Problem -
Copy out each line that includes the word "ffffff".
— start Provided records —
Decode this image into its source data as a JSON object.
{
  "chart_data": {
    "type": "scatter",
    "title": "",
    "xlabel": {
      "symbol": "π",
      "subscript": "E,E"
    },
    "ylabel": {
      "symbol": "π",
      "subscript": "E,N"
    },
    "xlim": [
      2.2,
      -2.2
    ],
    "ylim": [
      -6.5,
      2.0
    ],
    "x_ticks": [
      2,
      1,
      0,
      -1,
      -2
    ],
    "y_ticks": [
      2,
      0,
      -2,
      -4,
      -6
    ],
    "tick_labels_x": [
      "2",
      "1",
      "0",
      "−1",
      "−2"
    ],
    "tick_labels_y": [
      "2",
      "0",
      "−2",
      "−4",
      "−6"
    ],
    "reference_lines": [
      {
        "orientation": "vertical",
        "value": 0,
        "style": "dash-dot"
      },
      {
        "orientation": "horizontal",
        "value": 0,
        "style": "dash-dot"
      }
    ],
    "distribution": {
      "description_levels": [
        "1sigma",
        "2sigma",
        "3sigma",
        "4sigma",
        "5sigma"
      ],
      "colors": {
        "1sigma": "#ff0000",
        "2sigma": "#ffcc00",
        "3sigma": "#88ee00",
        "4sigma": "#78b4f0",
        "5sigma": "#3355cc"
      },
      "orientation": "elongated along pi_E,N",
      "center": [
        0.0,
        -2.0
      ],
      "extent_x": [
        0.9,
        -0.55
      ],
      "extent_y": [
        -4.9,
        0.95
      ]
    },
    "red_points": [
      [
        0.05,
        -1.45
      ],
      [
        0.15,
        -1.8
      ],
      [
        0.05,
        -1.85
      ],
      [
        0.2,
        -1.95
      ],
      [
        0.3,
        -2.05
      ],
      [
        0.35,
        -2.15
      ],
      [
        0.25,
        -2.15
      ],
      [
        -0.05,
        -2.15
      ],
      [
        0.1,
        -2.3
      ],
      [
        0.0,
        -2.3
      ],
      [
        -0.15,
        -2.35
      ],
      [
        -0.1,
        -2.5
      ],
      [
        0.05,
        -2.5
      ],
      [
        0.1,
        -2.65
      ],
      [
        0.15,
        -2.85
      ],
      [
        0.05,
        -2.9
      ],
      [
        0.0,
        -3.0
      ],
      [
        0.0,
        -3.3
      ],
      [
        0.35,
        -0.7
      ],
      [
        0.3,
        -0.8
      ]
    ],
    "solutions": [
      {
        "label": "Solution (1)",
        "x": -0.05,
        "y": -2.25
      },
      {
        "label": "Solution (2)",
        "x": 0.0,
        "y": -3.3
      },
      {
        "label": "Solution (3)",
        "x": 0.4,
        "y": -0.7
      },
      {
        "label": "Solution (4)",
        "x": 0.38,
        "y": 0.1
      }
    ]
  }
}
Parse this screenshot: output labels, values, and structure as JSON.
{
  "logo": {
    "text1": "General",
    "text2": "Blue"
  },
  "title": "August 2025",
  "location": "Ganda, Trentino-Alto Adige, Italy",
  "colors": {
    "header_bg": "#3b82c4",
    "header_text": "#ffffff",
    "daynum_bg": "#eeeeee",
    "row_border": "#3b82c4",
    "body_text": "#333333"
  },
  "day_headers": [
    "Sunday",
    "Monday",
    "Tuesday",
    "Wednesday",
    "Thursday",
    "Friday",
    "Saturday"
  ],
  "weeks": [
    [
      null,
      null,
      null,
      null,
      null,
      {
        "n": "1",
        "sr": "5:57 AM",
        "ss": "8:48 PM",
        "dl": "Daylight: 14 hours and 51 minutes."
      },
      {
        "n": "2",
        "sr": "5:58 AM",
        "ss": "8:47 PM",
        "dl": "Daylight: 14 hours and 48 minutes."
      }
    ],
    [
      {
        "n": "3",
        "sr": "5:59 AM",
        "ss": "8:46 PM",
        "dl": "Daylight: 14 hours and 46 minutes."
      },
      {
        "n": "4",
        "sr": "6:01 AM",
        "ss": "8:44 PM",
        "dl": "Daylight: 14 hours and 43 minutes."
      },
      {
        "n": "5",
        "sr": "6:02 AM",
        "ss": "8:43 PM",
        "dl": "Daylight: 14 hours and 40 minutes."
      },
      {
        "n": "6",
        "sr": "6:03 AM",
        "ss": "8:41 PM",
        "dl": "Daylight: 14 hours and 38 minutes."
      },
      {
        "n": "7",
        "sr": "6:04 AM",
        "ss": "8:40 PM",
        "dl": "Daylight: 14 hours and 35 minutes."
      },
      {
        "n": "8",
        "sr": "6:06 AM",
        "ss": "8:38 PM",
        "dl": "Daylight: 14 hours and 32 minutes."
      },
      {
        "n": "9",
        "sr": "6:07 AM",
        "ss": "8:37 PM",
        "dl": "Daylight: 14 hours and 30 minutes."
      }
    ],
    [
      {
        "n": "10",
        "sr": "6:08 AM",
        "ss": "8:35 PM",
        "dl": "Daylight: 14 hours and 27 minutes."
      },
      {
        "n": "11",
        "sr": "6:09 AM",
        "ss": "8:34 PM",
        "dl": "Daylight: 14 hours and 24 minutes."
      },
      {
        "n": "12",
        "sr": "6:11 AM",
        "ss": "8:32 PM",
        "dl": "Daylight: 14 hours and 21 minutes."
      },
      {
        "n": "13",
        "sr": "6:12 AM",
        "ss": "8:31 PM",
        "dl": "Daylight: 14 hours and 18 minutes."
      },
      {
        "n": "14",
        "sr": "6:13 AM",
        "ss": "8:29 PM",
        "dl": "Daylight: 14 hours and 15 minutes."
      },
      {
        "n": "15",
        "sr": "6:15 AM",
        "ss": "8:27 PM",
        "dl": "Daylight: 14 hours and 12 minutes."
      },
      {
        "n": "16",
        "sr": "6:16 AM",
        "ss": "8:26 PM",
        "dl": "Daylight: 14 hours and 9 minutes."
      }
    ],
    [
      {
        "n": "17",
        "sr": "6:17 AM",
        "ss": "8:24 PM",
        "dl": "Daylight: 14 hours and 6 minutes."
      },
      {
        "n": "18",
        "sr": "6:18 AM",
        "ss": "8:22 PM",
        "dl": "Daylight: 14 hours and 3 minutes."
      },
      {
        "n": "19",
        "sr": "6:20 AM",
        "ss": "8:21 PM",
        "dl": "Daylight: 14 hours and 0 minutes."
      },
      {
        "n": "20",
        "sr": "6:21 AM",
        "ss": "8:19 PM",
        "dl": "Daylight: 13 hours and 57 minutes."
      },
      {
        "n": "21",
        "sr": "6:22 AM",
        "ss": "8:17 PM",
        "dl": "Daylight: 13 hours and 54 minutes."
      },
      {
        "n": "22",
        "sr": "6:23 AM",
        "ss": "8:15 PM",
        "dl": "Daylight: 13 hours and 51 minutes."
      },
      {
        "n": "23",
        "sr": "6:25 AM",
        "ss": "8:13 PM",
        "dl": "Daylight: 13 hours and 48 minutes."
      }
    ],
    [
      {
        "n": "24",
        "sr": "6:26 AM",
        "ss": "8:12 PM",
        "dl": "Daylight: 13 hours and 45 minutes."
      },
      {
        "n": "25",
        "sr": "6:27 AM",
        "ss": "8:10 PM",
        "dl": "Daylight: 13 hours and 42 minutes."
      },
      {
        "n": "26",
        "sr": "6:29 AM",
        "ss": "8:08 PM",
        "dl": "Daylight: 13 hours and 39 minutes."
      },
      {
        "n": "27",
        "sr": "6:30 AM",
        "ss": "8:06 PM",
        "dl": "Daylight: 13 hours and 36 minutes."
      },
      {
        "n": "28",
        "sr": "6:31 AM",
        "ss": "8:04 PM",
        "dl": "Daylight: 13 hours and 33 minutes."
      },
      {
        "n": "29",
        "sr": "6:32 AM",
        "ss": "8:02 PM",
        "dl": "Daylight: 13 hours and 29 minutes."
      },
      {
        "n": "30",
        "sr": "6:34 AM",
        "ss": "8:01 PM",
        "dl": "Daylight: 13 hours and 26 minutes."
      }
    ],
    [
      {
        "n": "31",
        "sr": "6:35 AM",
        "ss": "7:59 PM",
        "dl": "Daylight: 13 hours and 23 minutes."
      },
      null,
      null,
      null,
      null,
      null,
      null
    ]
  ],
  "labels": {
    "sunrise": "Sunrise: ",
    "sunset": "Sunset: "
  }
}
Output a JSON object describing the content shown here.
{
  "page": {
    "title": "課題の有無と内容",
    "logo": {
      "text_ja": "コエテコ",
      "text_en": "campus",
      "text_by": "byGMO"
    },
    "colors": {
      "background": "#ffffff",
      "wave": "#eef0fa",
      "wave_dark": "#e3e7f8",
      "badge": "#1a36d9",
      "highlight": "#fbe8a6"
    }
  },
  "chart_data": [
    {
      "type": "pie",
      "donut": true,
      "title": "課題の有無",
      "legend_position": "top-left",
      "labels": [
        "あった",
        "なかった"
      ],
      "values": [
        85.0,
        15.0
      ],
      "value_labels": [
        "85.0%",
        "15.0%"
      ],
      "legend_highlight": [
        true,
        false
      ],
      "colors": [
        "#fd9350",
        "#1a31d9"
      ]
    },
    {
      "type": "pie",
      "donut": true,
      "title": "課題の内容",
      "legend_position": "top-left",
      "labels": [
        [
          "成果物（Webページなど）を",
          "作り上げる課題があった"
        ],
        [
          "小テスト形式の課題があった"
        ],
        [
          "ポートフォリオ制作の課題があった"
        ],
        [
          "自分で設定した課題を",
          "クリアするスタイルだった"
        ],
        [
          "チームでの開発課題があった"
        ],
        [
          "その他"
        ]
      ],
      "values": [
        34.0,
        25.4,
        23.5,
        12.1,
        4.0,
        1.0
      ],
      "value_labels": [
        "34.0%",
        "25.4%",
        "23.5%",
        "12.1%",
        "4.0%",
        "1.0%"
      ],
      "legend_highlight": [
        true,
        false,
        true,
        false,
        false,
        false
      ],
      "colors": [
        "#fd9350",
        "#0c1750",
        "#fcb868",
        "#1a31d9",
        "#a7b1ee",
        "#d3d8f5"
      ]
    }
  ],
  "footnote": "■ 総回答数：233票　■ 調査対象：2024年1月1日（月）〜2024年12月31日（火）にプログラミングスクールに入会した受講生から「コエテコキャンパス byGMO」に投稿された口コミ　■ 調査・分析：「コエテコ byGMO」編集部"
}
— end Provided records —
Expected answer -
    "header_text": "#ffffff",
      "background": "#ffffff",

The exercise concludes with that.